* **Short task**:
Write out all of the data without omission, exactly as shown.

* **Records shown**:
==========
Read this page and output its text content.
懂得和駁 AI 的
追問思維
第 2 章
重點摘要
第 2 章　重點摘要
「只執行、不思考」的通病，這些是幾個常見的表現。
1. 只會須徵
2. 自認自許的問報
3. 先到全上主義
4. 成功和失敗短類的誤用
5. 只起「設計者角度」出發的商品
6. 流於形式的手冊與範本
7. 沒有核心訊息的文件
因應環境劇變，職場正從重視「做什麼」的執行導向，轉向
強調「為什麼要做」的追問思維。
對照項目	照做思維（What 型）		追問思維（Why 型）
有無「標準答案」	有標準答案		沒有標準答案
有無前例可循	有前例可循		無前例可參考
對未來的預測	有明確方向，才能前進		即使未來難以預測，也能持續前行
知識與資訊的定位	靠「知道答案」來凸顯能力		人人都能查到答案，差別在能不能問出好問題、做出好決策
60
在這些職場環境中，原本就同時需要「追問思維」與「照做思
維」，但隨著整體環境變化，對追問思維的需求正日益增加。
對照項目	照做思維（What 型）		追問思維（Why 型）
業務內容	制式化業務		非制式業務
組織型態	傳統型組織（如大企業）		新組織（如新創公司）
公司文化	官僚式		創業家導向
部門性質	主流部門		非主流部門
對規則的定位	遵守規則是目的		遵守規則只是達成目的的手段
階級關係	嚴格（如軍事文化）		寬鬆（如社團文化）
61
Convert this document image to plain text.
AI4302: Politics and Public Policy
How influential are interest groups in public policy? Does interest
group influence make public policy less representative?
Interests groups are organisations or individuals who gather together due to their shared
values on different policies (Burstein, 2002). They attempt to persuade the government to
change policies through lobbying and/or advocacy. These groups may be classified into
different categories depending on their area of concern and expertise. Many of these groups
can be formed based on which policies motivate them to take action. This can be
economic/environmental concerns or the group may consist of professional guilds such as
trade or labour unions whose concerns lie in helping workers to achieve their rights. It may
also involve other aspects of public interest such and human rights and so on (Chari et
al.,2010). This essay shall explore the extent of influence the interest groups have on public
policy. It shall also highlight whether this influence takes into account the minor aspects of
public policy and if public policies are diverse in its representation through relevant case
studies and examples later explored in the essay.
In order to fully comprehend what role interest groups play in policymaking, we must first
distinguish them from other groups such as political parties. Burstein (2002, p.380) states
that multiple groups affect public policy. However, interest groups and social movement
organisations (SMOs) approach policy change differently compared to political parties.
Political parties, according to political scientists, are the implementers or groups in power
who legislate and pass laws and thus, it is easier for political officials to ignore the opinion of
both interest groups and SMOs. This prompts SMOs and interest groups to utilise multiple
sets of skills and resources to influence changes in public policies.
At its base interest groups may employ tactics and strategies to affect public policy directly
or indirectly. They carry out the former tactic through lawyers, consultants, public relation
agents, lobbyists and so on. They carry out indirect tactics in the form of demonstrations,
==========
* **The answer**:
Read this page and output its text content.
懂得和駁 AI 的
追問思維
第 2 章
重點摘要
第 2 章　重點摘要
「只執行、不思考」的通病，這些是幾個常見的表現。
1. 只會須徵
2. 自認自許的問報
3. 先到全上主義
4. 成功和失敗短類的誤用
5. 只起「設計者角度」出發的商品
6. 流於形式的手冊與範本
7. 沒有核心訊息的文件
因應環境劇變，職場正從重視「做什麼」的執行導向，轉向
強調「為什麼要做」的追問思維。
對照項目	照做思維（What 型）		追問思維（Why 型）
有無「標準答案」	有標準答案		沒有標準答案
有無前例可循	有前例可循		無前例可參考
對未來的預測	有明確方向，才能前進		即使未來難以預測，也能持續前行
知識與資訊的定位	靠「知道答案」來凸顯能力		人人都能查到答案，差別在能不能問出好問題、做出好決策
60
在這些職場環境中，原本就同時需要「追問思維」與「照做思
維」，但隨著整體環境變化，對追問思維的需求正日益增加。
對照項目	照做思維（What 型）		追問思維（Why 型）
業務內容	制式化業務		非制式業務
組織型態	傳統型組織（如大企業）		新組織（如新創公司）
公司文化	官僚式		創業家導向
部門性質	主流部門		非主流部門
對規則的定位	遵守規則是目的		遵守規則只是達成目的的手段
階級關係	嚴格（如軍事文化）		寬鬆（如社團文化）
61
Convert this document image to plain text.
AI4302: Politics and Public Policy
How influential are interest groups in public policy? Does interest
group influence make public policy less representative?
Interests groups are organisations or individuals who gather together due to their shared
values on different policies (Burstein, 2002). They attempt to persuade the government to
change policies through lobbying and/or advocacy. These groups may be classified into
different categories depending on their area of concern and expertise. Many of these groups
can be formed based on which policies motivate them to take action. This can be
economic/environmental concerns or the group may consist of professional guilds such as
trade or labour unions whose concerns lie in helping workers to achieve their rights. It may
also involve other aspects of public interest such and human rights and so on (Chari et
al.,2010). This essay shall explore the extent of influence the interest groups have on public
policy. It shall also highlight whether this influence takes into account the minor aspects of
public policy and if public policies are diverse in its representation through relevant case
studies and examples later explored in the essay.
In order to fully comprehend what role interest groups play in policymaking, we must first
distinguish them from other groups such as political parties. Burstein (2002, p.380) states
that multiple groups affect public policy. However, interest groups and social movement
organisations (SMOs) approach policy change differently compared to political parties.
Political parties, according to political scientists, are the implementers or groups in power
who legislate and pass laws and thus, it is easier for political officials to ignore the opinion of
both interest groups and SMOs. This prompts SMOs and interest groups to utilise multiple
sets of skills and resources to influence changes in public policies.
At its base interest groups may employ tactics and strategies to affect public policy directly
or indirectly. They carry out the former tactic through lawyers, consultants, public relation
agents, lobbyists and so on. They carry out indirect tactics in the form of demonstrations,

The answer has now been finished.